** Begin Extracted records **
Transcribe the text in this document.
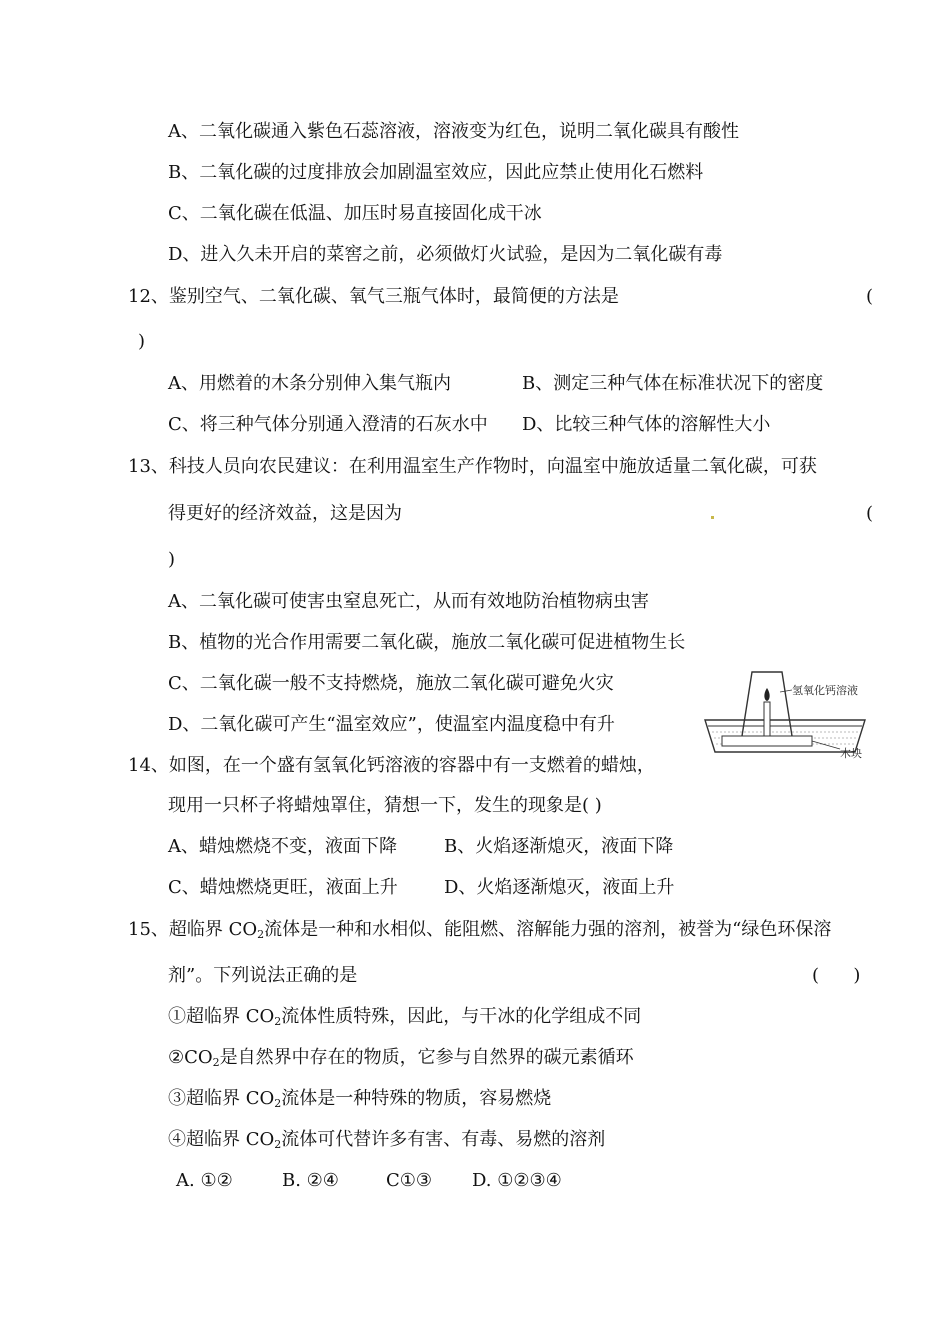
A、二氧化碳通入紫色石蕊溶液，溶液变为红色，说明二氧化碳具有酸性
B、二氧化碳的过度排放会加剧温室效应，因此应禁止使用化石燃料
C、二氧化碳在低温、加压时易直接固化成干冰
D、进入久未开启的菜窖之前，必须做灯火试验，是因为二氧化碳有毒
12、鉴别空气、二氧化碳、氧气三瓶气体时，最简便的方法是	(
)
A、用燃着的木条分别伸入集气瓶内	B、测定三种气体在标准状况下的密度
C、将三种气体分别通入澄清的石灰水中 D、比较三种气体的溶解性大小
13、科技人员向农民建议：在利用温室生产作物时，向温室中施放适量二氧化碳，可获
得更好的经济效益，这是因为	(
)
A、二氧化碳可使害虫窒息死亡，从而有效地防治植物病虫害
B、植物的光合作用需要二氧化碳，施放二氧化碳可促进植物生长
C、二氧化碳一般不支持燃烧，施放二氧化碳可避免火灾
D、二氧化碳可产生“温室效应”，使温室内温度稳中有升
氢氧化钙溶液
木块
14、如图，在一个盛有氢氧化钙溶液的容器中有一支燃着的蜡烛，
现用一只杯子将蜡烛罩住，猜想一下，发生的现象是( )
A、蜡烛燃烧不变，液面下降	B、火焰逐渐熄灭，液面下降
C、蜡烛燃烧更旺，液面上升	D、火焰逐渐熄灭，液面上升
15、超临界 $CO_2$流体是一种和水相似、能阻燃、溶解能力强的溶剂，被誉为“绿色环保溶
剂”。下列说法正确的是	(      )
①超临界 $CO_2$流体性质特殊，因此，与干冰的化学组成不同
$②CO_2$是自然界中存在的物质，它参与自然界的碳元素循环
③超临界 $CO_2$流体是一种特殊的物质，容易燃烧
④超临界 $CO_2$流体可代替许多有害、有毒、易燃的溶剂
A. ①②	B. ②④	C①③ D. ①②③④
** End Extracted records **
Task statement:
A number is the only answer here: how many lines of the material above contain "火焰逐渐熄灭"?

Response:
2